§ **DATA FOR THE TASK**
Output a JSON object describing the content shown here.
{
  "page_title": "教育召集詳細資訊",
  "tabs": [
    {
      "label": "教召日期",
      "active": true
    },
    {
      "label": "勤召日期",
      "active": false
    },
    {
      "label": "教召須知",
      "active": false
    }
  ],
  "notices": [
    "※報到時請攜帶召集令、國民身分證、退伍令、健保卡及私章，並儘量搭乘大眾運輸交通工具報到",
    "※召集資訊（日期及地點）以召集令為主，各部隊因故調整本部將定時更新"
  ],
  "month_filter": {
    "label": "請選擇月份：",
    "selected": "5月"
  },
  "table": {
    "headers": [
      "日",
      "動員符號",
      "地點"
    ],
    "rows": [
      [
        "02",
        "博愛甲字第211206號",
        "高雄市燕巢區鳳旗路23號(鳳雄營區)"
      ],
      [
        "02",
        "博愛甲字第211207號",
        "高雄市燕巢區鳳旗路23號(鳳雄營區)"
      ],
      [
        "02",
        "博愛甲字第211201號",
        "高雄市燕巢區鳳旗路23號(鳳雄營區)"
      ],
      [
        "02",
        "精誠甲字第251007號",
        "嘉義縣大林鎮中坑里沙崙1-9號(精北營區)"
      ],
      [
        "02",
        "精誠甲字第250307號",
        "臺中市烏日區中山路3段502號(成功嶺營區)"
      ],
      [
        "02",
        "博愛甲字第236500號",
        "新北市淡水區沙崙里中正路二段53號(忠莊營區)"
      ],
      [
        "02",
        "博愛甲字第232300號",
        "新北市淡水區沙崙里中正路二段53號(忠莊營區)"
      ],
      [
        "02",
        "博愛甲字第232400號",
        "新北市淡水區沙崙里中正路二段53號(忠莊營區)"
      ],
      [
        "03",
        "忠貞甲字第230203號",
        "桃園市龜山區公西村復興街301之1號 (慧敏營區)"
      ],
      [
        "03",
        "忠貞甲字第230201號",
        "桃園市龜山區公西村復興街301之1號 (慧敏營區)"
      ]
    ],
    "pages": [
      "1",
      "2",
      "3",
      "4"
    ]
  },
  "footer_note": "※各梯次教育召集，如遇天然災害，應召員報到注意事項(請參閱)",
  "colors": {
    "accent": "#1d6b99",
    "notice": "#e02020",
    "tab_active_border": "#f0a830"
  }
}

§ **STATED TASK**
Show all lines in the entries above where the string "label" appears.

§ **SOLUTION TO THIS PROBLEM**
      "label": "教召日期",
      "label": "勤召日期",
      "label": "教召須知",
    "label": "請選擇月份：",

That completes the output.